Every entry must be echoed exactly.
* start MATERIAL FOR THE TASK *
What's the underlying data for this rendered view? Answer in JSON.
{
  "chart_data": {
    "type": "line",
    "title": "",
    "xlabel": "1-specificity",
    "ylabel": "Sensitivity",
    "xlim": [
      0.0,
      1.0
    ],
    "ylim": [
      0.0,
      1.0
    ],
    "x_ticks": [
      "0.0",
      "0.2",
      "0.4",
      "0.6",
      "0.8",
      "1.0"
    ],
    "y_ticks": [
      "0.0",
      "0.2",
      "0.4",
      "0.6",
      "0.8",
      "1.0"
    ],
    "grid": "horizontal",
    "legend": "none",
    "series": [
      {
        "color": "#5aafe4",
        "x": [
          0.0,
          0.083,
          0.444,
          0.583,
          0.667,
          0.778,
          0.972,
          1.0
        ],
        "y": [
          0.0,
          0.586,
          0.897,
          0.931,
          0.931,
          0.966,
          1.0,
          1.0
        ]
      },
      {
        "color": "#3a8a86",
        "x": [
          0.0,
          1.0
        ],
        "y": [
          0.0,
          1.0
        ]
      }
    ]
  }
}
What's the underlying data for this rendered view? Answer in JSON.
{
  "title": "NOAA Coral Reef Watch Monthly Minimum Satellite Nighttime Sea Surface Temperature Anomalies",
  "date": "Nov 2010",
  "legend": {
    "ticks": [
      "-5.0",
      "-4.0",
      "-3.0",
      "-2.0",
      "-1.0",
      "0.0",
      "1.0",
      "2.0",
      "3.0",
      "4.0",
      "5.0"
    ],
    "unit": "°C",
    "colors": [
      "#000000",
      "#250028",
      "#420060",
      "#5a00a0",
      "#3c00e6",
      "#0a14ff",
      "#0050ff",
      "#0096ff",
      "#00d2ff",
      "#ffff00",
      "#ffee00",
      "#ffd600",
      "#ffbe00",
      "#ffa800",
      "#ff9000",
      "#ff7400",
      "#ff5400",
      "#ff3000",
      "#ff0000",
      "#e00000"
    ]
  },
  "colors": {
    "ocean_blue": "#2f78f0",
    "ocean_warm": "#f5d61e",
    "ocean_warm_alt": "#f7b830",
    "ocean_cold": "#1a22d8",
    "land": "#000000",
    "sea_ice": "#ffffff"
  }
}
* end MATERIAL FOR THE TASK *
### THE REPLY:
What's the underlying data for this rendered view? Answer in JSON.
{
  "chart_data": {
    "type": "line",
    "title": "",
    "xlabel": "1-specificity",
    "ylabel": "Sensitivity",
    "xlim": [
      0.0,
      1.0
    ],
    "ylim": [
      0.0,
      1.0
    ],
    "x_ticks": [
      "0.0",
      "0.2",
      "0.4",
      "0.6",
      "0.8",
      "1.0"
    ],
    "y_ticks": [
      "0.0",
      "0.2",
      "0.4",
      "0.6",
      "0.8",
      "1.0"
    ],
    "grid": "horizontal",
    "legend": "none",
    "series": [
      {
        "color": "#5aafe4",
        "x": [
          0.0,
          0.083,
          0.444,
          0.583,
          0.667,
          0.778,
          0.972,
          1.0
        ],
        "y": [
          0.0,
          0.586,
          0.897,
          0.931,
          0.931,
          0.966,
          1.0,
          1.0
        ]
      },
      {
        "color": "#3a8a86",
        "x": [
          0.0,
          1.0
        ],
        "y": [
          0.0,
          1.0
        ]
      }
    ]
  }
}
What's the underlying data for this rendered view? Answer in JSON.
{
  "title": "NOAA Coral Reef Watch Monthly Minimum Satellite Nighttime Sea Surface Temperature Anomalies",
  "date": "Nov 2010",
  "legend": {
    "ticks": [
      "-5.0",
      "-4.0",
      "-3.0",
      "-2.0",
      "-1.0",
      "0.0",
      "1.0",
      "2.0",
      "3.0",
      "4.0",
      "5.0"
    ],
    "unit": "°C",
    "colors": [
      "#000000",
      "#250028",
      "#420060",
      "#5a00a0",
      "#3c00e6",
      "#0a14ff",
      "#0050ff",
      "#0096ff",
      "#00d2ff",
      "#ffff00",
      "#ffee00",
      "#ffd600",
      "#ffbe00",
      "#ffa800",
      "#ff9000",
      "#ff7400",
      "#ff5400",
      "#ff3000",
      "#ff0000",
      "#e00000"
    ]
  },
  "colors": {
    "ocean_blue": "#2f78f0",
    "ocean_warm": "#f5d61e",
    "ocean_warm_alt": "#f7b830",
    "ocean_cold": "#1a22d8",
    "land": "#000000",
    "sea_ice": "#ffffff"
  }
}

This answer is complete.